▶ _Task objective_:
Restate all of the entries exactly, dropping any pictures they hold.

▶ _Dataset rows_:
────────
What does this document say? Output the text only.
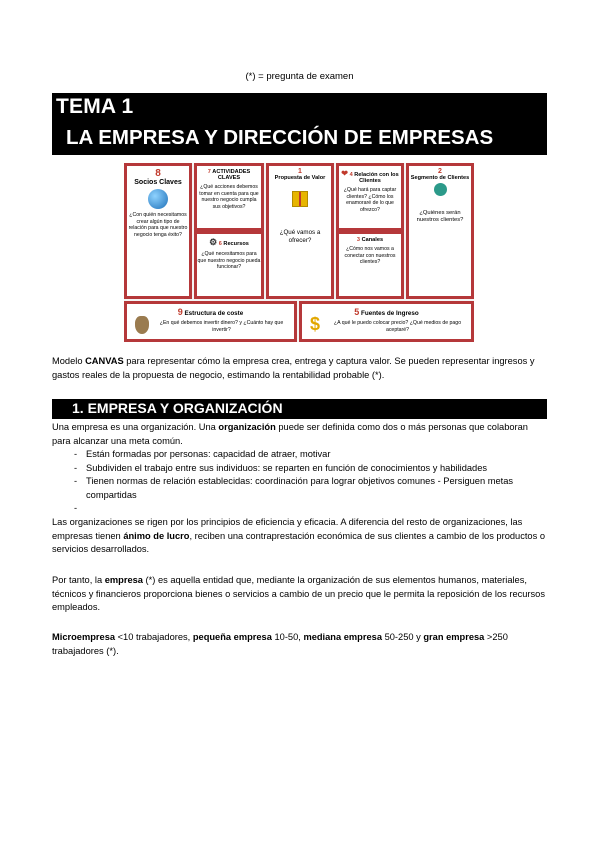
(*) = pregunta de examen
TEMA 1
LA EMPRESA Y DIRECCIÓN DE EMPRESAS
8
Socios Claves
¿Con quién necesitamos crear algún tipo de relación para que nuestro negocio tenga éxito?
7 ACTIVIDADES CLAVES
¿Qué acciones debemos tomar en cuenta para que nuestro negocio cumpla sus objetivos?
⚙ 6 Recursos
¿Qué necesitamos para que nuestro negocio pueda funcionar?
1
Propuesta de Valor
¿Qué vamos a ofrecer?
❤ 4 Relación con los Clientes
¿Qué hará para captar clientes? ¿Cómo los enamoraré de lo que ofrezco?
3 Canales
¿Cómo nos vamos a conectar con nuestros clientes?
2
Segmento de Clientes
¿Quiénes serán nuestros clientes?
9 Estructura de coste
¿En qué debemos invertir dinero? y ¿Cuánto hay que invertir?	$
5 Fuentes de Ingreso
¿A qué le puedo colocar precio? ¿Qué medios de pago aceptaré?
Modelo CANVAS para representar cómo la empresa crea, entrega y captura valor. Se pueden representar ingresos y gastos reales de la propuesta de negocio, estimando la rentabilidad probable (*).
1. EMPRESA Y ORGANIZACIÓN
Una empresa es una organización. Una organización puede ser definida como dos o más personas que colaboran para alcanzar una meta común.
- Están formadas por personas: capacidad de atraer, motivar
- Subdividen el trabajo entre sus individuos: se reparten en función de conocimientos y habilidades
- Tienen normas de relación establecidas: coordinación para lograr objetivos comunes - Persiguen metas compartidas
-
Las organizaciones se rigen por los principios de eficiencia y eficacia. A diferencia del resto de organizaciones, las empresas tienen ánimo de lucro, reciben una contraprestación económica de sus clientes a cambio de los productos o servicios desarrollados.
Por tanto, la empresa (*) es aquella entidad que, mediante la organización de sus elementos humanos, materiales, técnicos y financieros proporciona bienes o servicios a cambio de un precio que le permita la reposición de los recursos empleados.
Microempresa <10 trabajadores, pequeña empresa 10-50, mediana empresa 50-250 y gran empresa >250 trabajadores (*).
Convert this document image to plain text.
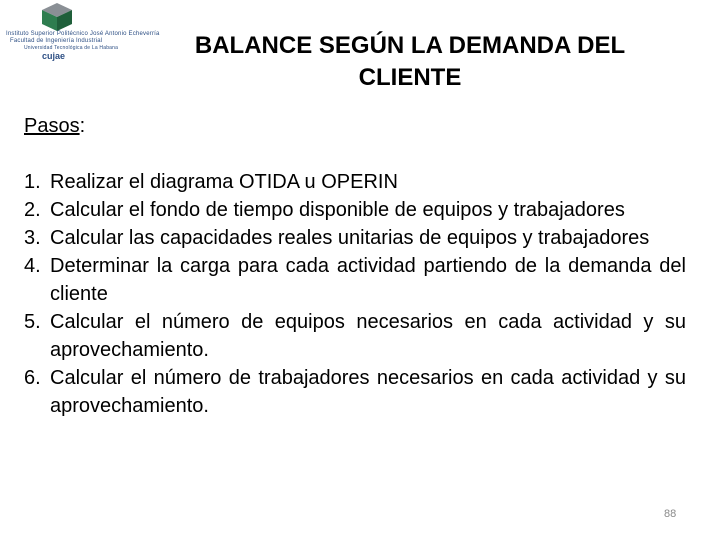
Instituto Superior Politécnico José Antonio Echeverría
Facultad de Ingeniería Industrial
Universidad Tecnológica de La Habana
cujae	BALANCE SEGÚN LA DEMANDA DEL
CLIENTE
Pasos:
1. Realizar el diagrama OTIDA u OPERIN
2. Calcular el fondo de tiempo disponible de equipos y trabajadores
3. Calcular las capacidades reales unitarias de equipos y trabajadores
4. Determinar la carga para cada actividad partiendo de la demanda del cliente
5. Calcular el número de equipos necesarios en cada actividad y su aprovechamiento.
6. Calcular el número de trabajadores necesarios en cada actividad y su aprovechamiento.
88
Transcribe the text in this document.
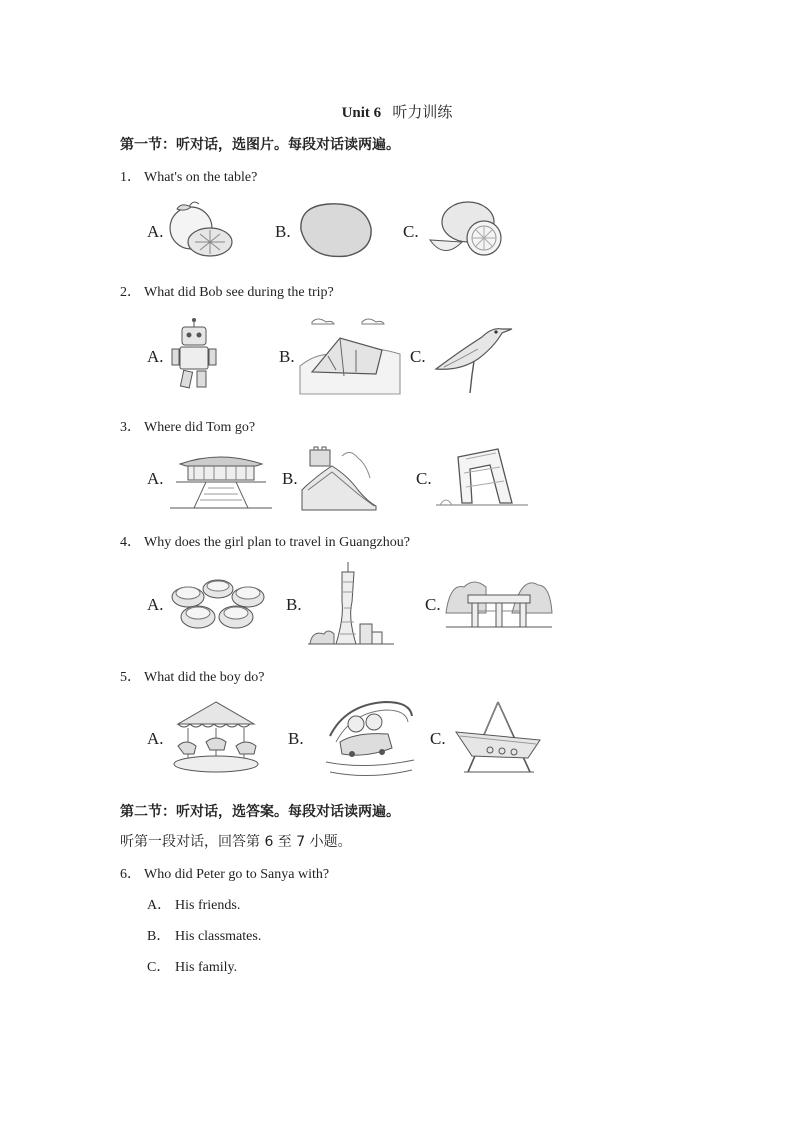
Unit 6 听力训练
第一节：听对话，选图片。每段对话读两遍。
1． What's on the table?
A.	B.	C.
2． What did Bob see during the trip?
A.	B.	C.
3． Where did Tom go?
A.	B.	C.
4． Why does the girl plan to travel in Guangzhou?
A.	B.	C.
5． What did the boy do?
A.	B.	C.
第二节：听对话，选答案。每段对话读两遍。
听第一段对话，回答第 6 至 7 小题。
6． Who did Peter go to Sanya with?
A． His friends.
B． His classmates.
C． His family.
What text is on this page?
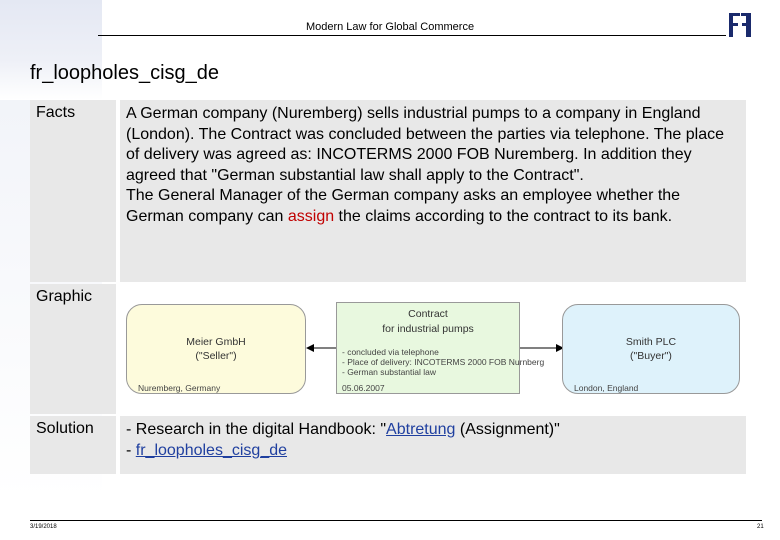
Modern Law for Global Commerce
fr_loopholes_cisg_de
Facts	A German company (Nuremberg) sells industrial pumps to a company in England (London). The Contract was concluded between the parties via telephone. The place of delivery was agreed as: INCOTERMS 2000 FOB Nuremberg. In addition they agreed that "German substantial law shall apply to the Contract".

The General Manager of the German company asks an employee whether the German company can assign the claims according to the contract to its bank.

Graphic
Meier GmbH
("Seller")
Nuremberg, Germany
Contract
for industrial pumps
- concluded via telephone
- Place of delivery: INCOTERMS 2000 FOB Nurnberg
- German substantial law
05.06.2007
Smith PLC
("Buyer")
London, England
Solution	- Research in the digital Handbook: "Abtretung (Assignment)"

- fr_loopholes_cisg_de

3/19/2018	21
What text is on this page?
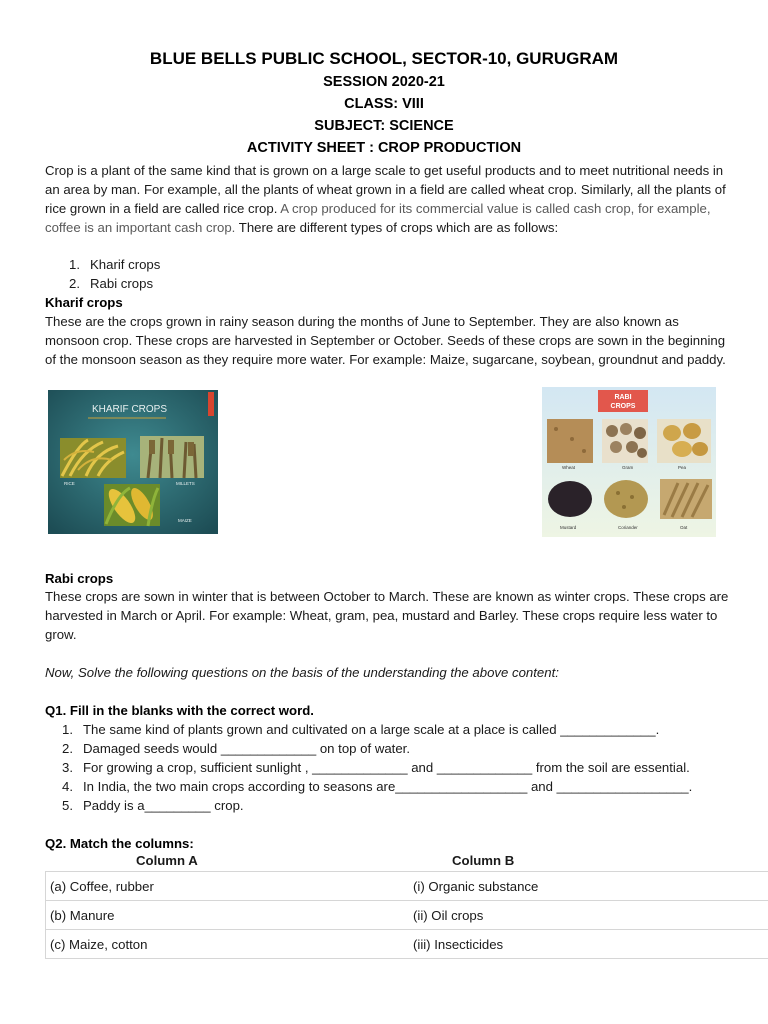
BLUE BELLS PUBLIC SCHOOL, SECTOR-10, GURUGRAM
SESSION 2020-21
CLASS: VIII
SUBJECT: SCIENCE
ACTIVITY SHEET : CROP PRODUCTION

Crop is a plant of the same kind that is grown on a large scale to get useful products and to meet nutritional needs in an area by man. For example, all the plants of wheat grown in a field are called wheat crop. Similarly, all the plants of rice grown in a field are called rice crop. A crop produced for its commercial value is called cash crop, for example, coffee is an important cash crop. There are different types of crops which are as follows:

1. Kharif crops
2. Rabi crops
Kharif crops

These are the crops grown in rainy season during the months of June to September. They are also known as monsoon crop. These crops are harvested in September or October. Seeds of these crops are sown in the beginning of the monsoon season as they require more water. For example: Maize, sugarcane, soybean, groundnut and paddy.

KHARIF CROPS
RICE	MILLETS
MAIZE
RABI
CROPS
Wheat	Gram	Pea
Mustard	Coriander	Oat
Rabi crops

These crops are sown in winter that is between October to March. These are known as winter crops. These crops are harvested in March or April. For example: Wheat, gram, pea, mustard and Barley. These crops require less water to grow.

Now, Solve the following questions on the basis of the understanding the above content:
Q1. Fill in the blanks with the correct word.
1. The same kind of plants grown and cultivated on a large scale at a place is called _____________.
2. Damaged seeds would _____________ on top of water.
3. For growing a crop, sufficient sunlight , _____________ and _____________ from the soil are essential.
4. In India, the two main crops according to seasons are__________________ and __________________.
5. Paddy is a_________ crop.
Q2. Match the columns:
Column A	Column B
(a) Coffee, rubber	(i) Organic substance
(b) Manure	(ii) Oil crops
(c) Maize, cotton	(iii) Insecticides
────────
▶ _Result_:
What does this document say? Output the text only.
(*) = pregunta de examen
TEMA 1
LA EMPRESA Y DIRECCIÓN DE EMPRESAS
8
Socios Claves
¿Con quién necesitamos crear algún tipo de relación para que nuestro negocio tenga éxito?
7 ACTIVIDADES CLAVES
¿Qué acciones debemos tomar en cuenta para que nuestro negocio cumpla sus objetivos?
⚙ 6 Recursos
¿Qué necesitamos para que nuestro negocio pueda funcionar?
1
Propuesta de Valor
¿Qué vamos a ofrecer?
❤ 4 Relación con los Clientes
¿Qué hará para captar clientes? ¿Cómo los enamoraré de lo que ofrezco?
3 Canales
¿Cómo nos vamos a conectar con nuestros clientes?
2
Segmento de Clientes
¿Quiénes serán nuestros clientes?
9 Estructura de coste
¿En qué debemos invertir dinero? y ¿Cuánto hay que invertir?	$
5 Fuentes de Ingreso
¿A qué le puedo colocar precio? ¿Qué medios de pago aceptaré?
Modelo CANVAS para representar cómo la empresa crea, entrega y captura valor. Se pueden representar ingresos y gastos reales de la propuesta de negocio, estimando la rentabilidad probable (*).
1. EMPRESA Y ORGANIZACIÓN
Una empresa es una organización. Una organización puede ser definida como dos o más personas que colaboran para alcanzar una meta común.
- Están formadas por personas: capacidad de atraer, motivar
- Subdividen el trabajo entre sus individuos: se reparten en función de conocimientos y habilidades
- Tienen normas de relación establecidas: coordinación para lograr objetivos comunes - Persiguen metas compartidas
-
Las organizaciones se rigen por los principios de eficiencia y eficacia. A diferencia del resto de organizaciones, las empresas tienen ánimo de lucro, reciben una contraprestación económica de sus clientes a cambio de los productos o servicios desarrollados.
Por tanto, la empresa (*) es aquella entidad que, mediante la organización de sus elementos humanos, materiales, técnicos y financieros proporciona bienes o servicios a cambio de un precio que le permita la reposición de los recursos empleados.
Microempresa <10 trabajadores, pequeña empresa 10-50, mediana empresa 50-250 y gran empresa >250 trabajadores (*).
Convert this document image to plain text.
Instituto Superior Politécnico José Antonio Echeverría
Facultad de Ingeniería Industrial
Universidad Tecnológica de La Habana
cujae	BALANCE SEGÚN LA DEMANDA DEL
CLIENTE
Pasos:
1. Realizar el diagrama OTIDA u OPERIN
2. Calcular el fondo de tiempo disponible de equipos y trabajadores
3. Calcular las capacidades reales unitarias de equipos y trabajadores
4. Determinar la carga para cada actividad partiendo de la demanda del cliente
5. Calcular el número de equipos necesarios en cada actividad y su aprovechamiento.
6. Calcular el número de trabajadores necesarios en cada actividad y su aprovechamiento.
88
Transcribe the text in this document.
Unit 6 听力训练
第一节：听对话，选图片。每段对话读两遍。
1． What's on the table?
A.	B.	C.
2． What did Bob see during the trip?
A.	B.	C.
3． Where did Tom go?
A.	B.	C.
4． Why does the girl plan to travel in Guangzhou?
A.	B.	C.
5． What did the boy do?
A.	B.	C.
第二节：听对话，选答案。每段对话读两遍。
听第一段对话，回答第 6 至 7 小题。
6． Who did Peter go to Sanya with?
A． His friends.
B． His classmates.
C． His family.
What text is on this page?
Modern Law for Global Commerce
fr_loopholes_cisg_de
Facts	A German company (Nuremberg) sells industrial pumps to a company in England (London). The Contract was concluded between the parties via telephone. The place of delivery was agreed as: INCOTERMS 2000 FOB Nuremberg. In addition they agreed that "German substantial law shall apply to the Contract".

The General Manager of the German company asks an employee whether the German company can assign the claims according to the contract to its bank.

Graphic
Meier GmbH
("Seller")
Nuremberg, Germany
Contract
for industrial pumps
- concluded via telephone
- Place of delivery: INCOTERMS 2000 FOB Nurnberg
- German substantial law
05.06.2007
Smith PLC
("Buyer")
London, England
Solution	- Research in the digital Handbook: "Abtretung (Assignment)"

- fr_loopholes_cisg_de

3/19/2018	21
What text is on this page?
BLUE BELLS PUBLIC SCHOOL, SECTOR-10, GURUGRAM
SESSION 2020-21
CLASS: VIII
SUBJECT: SCIENCE
ACTIVITY SHEET : CROP PRODUCTION

Crop is a plant of the same kind that is grown on a large scale to get useful products and to meet nutritional needs in an area by man. For example, all the plants of wheat grown in a field are called wheat crop. Similarly, all the plants of rice grown in a field are called rice crop. A crop produced for its commercial value is called cash crop, for example, coffee is an important cash crop. There are different types of crops which are as follows:

1. Kharif crops
2. Rabi crops
Kharif crops

These are the crops grown in rainy season during the months of June to September. They are also known as monsoon crop. These crops are harvested in September or October. Seeds of these crops are sown in the beginning of the monsoon season as they require more water. For example: Maize, sugarcane, soybean, groundnut and paddy.

KHARIF CROPS
RICE	MILLETS
MAIZE
RABI
CROPS
Wheat	Gram	Pea
Mustard	Coriander	Oat
Rabi crops

These crops are sown in winter that is between October to March. These are known as winter crops. These crops are harvested in March or April. For example: Wheat, gram, pea, mustard and Barley. These crops require less water to grow.

Now, Solve the following questions on the basis of the understanding the above content:
Q1. Fill in the blanks with the correct word.
1. The same kind of plants grown and cultivated on a large scale at a place is called _____________.
2. Damaged seeds would _____________ on top of water.
3. For growing a crop, sufficient sunlight , _____________ and _____________ from the soil are essential.
4. In India, the two main crops according to seasons are__________________ and __________________.
5. Paddy is a_________ crop.
Q2. Match the columns:
Column A	Column B
(a) Coffee, rubber	(i) Organic substance
(b) Manure	(ii) Oil crops
(c) Maize, cotton	(iii) Insecticides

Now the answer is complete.